▶ _WORKING DATA_
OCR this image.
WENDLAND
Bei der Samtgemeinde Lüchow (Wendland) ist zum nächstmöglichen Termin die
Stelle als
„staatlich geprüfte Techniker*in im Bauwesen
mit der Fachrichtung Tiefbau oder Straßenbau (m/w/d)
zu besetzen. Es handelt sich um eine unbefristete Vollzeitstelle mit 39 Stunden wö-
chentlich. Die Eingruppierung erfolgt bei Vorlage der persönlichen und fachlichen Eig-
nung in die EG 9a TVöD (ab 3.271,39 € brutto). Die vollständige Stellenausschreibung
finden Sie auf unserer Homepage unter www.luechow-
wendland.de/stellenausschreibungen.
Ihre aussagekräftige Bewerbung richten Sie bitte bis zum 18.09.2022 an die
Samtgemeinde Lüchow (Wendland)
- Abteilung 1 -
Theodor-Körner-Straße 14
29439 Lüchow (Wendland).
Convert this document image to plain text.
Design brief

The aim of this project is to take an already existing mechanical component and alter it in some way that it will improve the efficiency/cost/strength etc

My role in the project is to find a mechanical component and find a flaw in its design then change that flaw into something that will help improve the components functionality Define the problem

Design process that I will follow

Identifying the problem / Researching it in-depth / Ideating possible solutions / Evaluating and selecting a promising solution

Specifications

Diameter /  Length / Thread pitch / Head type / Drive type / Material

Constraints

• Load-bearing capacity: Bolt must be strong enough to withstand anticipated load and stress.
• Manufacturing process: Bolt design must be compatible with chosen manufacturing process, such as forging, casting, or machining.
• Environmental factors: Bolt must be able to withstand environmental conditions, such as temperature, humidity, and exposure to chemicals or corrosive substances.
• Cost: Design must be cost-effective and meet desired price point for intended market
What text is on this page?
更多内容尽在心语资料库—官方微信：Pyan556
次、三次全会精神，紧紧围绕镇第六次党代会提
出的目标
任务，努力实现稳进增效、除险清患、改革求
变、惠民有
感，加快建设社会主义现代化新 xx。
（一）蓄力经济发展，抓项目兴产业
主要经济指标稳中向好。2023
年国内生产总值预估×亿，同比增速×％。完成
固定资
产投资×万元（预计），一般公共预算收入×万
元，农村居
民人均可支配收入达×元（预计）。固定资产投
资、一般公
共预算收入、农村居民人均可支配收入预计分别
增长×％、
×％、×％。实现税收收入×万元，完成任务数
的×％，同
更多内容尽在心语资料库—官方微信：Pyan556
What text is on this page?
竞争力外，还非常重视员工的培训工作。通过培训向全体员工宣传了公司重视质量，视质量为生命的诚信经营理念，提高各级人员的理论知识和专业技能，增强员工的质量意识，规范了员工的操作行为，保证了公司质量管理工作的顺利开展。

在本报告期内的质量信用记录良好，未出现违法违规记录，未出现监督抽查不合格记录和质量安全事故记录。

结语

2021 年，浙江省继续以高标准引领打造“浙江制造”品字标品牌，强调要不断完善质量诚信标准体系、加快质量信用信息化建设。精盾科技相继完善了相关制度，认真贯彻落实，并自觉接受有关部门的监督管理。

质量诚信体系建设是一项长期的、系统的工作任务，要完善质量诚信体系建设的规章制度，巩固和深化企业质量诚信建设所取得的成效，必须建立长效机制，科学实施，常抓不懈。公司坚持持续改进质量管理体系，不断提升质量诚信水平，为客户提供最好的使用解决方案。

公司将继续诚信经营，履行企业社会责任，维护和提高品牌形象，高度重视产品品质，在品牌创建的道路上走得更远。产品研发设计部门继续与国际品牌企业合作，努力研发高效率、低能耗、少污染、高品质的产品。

▶ _INSTRUCTIONS TO FOLLOW_
Which lines contain the word "must"? Return each of them.

▶ _FINISHED ANSWER_
• Load-bearing capacity: Bolt must be strong enough to withstand anticipated load and stress.
• Manufacturing process: Bolt design must be compatible with chosen manufacturing process, such as forging, casting, or machining.
• Environmental factors: Bolt must be able to withstand environmental conditions, such as temperature, humidity, and exposure to chemicals or corrosive substances.
• Cost: Design must be cost-effective and meet desired price point for intended market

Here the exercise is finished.